§ **WRITTEN INSTRUCTION**:
Leave out the images; return the rest of the data exactly.

** Start of DATA PROVIDED **

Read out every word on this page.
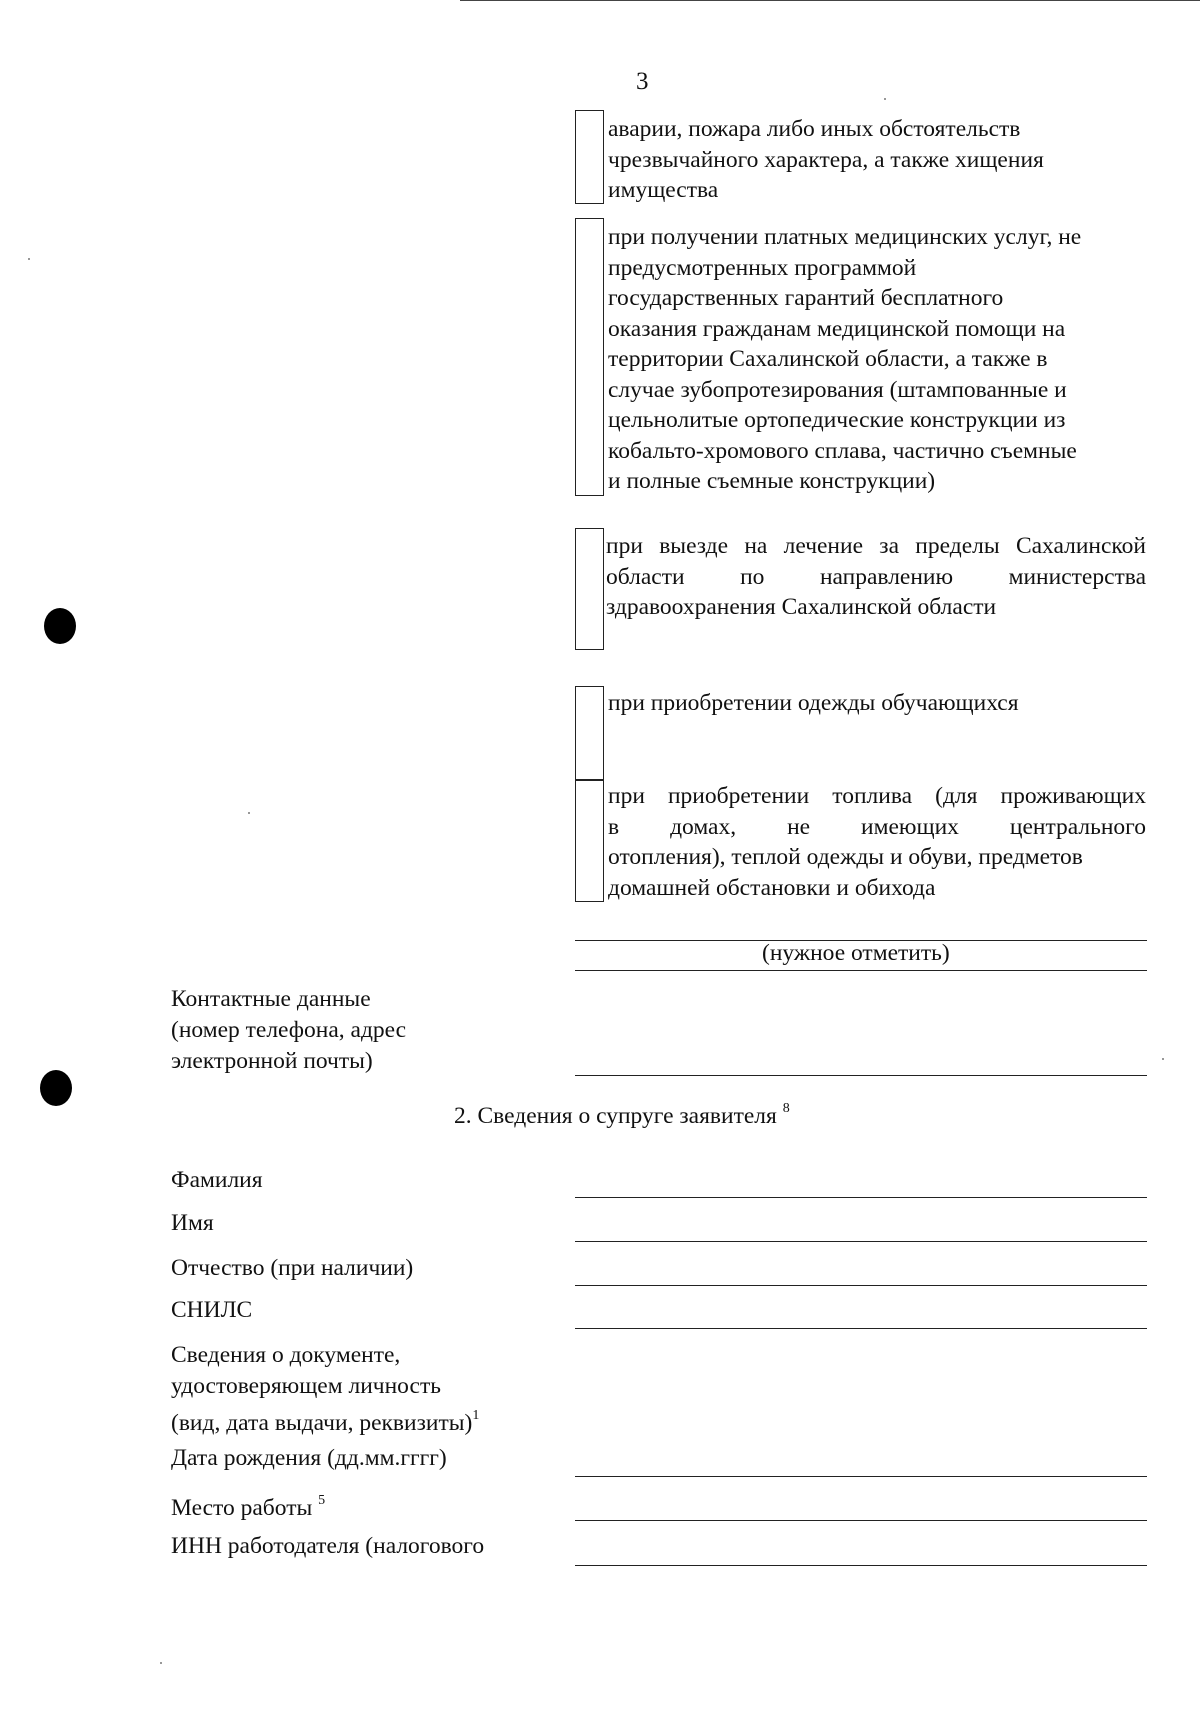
3
аварии, пожара либо иных обстоятельств
чрезвычайного характера, а также хищения
имущества
при получении платных медицинских услуг, не
предусмотренных программой
государственных гарантий бесплатного
оказания гражданам медицинской помощи на
территории Сахалинской области, а также в
случае зубопротезирования (штампованные и
цельнолитые ортопедические конструкции из
кобальто-хромового сплава, частично съемные
и полные съемные конструкции)
при выезде на лечение за пределы Сахалинской
области по направлению министерства
здравоохранения Сахалинской области
при приобретении одежды обучающихся
при приобретении топлива (для проживающих
в домах, не имеющих центрального
отопления), теплой одежды и обуви, предметов
домашней обстановки и обихода
(нужное отметить)
Контактные данные
(номер телефона, адрес
электронной почты)
2. Сведения о супруге заявителя $^8$
Фамилия
Имя
Отчество (при наличии)
СНИЛС
Сведения о документе,
удостоверяющем личность
(вид, дата выдачи, реквизиты)$^1$
Дата рождения (дд.мм.гггг)
Место работы $^5$
ИНН работодателя (налогового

** End of DATA PROVIDED **

§ **RESULT FOR THIS EXERCISE**:
Read out every word on this page.
3
аварии, пожара либо иных обстоятельств
чрезвычайного характера, а также хищения
имущества
при получении платных медицинских услуг, не
предусмотренных программой
государственных гарантий бесплатного
оказания гражданам медицинской помощи на
территории Сахалинской области, а также в
случае зубопротезирования (штампованные и
цельнолитые ортопедические конструкции из
кобальто-хромового сплава, частично съемные
и полные съемные конструкции)
при выезде на лечение за пределы Сахалинской
области по направлению министерства
здравоохранения Сахалинской области
при приобретении одежды обучающихся
при приобретении топлива (для проживающих
в домах, не имеющих центрального
отопления), теплой одежды и обуви, предметов
домашней обстановки и обихода
(нужное отметить)
Контактные данные
(номер телефона, адрес
электронной почты)
2. Сведения о супруге заявителя $^8$
Фамилия
Имя
Отчество (при наличии)
СНИЛС
Сведения о документе,
удостоверяющем личность
(вид, дата выдачи, реквизиты)$^1$
Дата рождения (дд.мм.гггг)
Место работы $^5$
ИНН работодателя (налогового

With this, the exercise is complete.